[start]

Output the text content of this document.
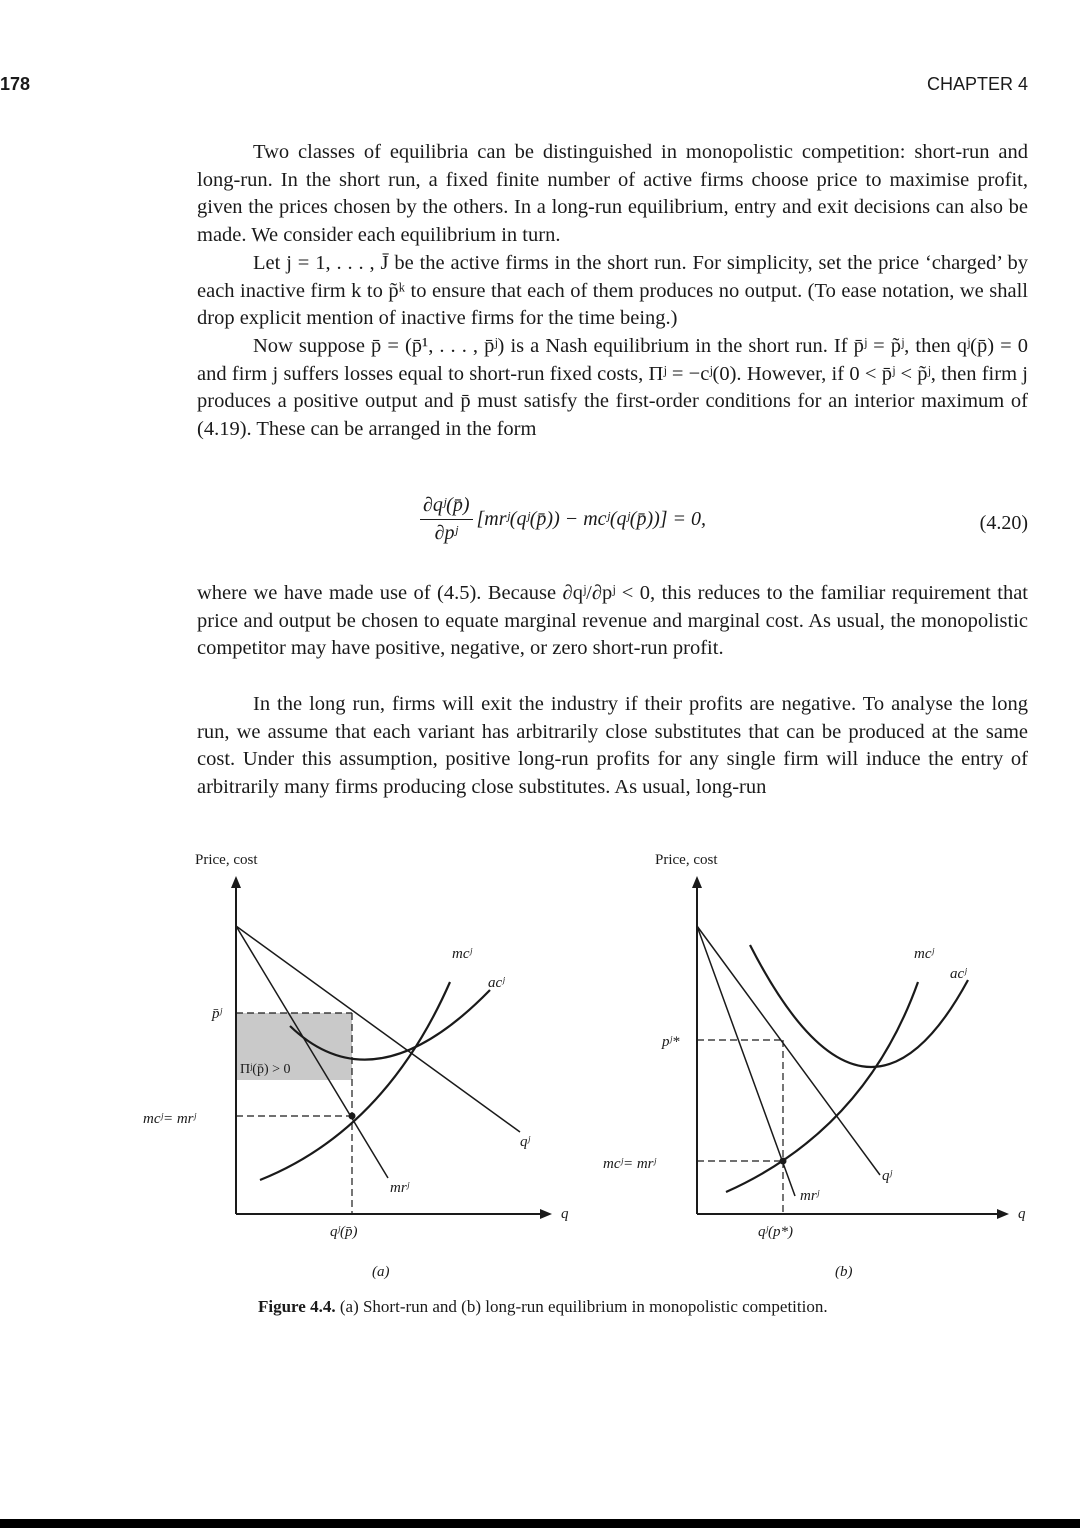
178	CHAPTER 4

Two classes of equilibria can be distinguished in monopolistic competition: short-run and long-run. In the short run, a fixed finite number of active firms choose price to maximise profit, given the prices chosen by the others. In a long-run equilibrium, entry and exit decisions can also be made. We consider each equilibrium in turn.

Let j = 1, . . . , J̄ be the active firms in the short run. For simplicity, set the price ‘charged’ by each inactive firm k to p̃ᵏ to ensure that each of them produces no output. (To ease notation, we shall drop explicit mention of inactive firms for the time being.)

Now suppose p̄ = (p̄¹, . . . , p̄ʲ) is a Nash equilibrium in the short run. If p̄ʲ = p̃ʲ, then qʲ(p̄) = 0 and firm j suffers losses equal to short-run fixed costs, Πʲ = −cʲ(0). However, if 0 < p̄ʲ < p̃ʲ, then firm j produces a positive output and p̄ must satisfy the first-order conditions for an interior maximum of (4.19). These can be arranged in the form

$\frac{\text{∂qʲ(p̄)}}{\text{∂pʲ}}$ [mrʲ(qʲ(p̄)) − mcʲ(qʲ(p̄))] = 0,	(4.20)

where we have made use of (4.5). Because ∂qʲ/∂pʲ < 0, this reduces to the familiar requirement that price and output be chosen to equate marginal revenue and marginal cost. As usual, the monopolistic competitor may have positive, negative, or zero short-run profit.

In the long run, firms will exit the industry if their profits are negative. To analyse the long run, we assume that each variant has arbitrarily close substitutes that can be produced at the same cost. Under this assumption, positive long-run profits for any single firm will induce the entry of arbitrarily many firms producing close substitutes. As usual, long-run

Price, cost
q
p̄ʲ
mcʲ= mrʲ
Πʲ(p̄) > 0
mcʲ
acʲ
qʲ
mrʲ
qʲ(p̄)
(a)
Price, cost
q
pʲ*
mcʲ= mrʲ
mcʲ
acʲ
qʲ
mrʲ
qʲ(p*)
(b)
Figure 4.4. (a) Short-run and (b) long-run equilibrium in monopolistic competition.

[end]
[start]

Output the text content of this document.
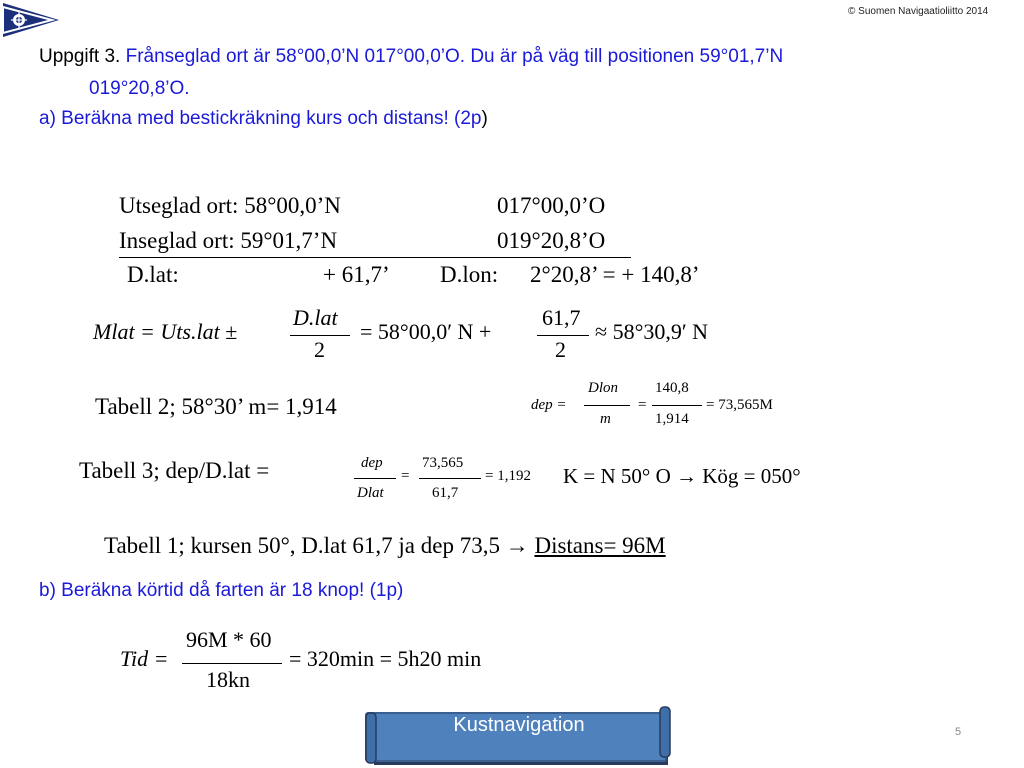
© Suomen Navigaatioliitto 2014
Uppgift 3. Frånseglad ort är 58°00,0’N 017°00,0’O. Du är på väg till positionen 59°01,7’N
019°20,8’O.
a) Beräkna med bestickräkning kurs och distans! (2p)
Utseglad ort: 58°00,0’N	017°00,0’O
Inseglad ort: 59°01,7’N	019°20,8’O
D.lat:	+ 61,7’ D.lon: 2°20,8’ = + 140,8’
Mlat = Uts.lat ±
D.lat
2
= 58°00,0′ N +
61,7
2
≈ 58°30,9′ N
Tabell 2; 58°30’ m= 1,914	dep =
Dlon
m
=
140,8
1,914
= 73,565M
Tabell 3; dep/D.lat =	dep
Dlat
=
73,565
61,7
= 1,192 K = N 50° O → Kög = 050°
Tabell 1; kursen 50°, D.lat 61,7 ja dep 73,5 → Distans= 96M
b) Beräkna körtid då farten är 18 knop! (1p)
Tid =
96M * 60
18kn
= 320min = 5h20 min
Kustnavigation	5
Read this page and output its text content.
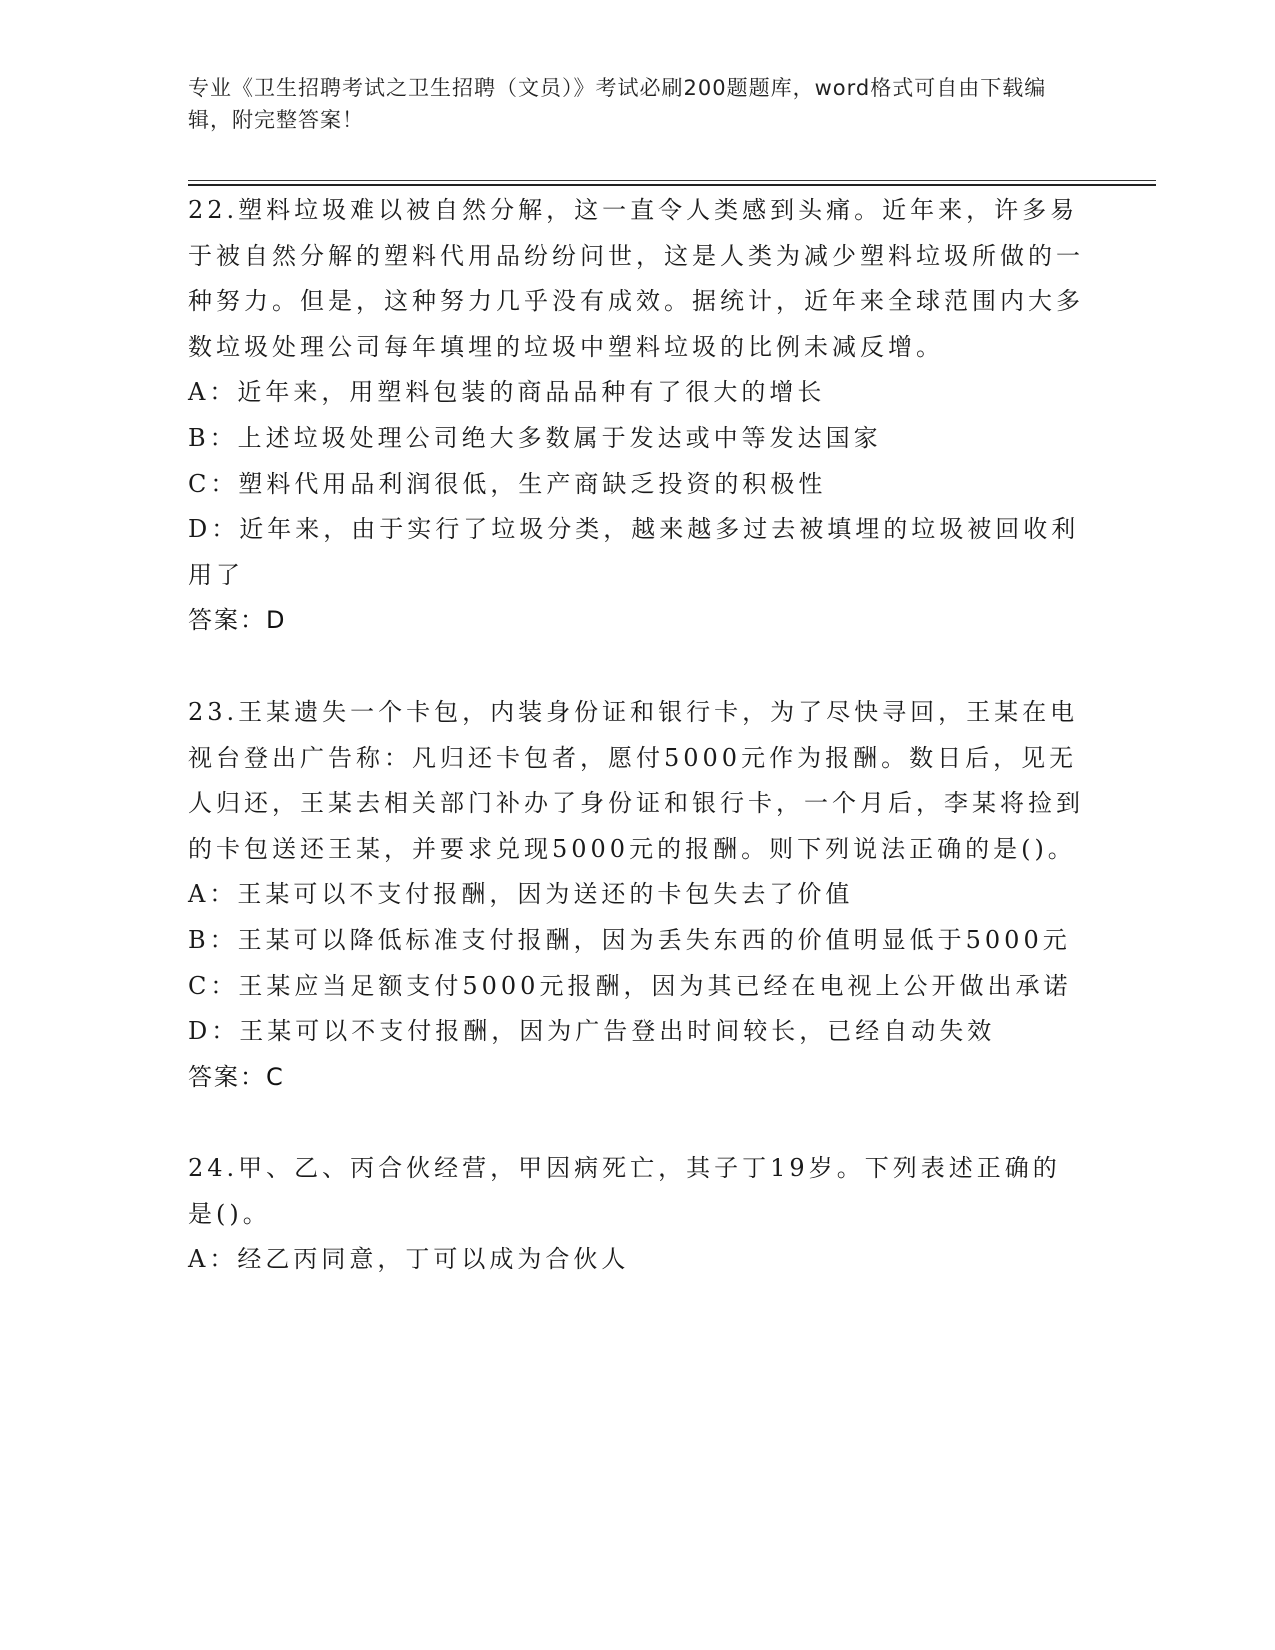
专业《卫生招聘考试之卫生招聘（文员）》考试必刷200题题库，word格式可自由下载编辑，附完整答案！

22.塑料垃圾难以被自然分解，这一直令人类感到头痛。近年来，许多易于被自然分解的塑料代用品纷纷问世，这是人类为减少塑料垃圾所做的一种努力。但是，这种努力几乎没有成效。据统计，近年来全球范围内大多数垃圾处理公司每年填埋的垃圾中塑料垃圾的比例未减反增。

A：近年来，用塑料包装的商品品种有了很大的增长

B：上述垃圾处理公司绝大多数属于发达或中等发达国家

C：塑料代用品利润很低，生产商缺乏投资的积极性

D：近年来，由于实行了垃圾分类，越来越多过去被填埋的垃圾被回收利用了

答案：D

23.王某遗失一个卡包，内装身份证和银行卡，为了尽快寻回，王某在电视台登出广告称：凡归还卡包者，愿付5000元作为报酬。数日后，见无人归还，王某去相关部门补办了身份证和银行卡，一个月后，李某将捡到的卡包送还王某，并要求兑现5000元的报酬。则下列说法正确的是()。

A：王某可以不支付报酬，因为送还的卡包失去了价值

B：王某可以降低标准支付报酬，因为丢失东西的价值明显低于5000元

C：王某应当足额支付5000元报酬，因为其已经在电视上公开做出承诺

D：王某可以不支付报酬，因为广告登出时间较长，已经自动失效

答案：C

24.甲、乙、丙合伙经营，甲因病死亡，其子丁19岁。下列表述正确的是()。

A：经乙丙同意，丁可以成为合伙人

[end]

Direction:
Return each line among the entries that holds the word "exit".

Written response:
Two classes of equilibria can be distinguished in monopolistic competition: short-run and long-run. In the short run, a fixed finite number of active firms choose price to maximise profit, given the prices chosen by the others. In a long-run equilibrium, entry and exit decisions can also be made. We consider each equilibrium in turn.
In the long run, firms will exit the industry if their profits are negative. To analyse the long run, we assume that each variant has arbitrarily close substitutes that can be produced at the same cost. Under this assumption, positive long-run profits for any single firm will induce the entry of arbitrarily many firms producing close substitutes. As usual, long-run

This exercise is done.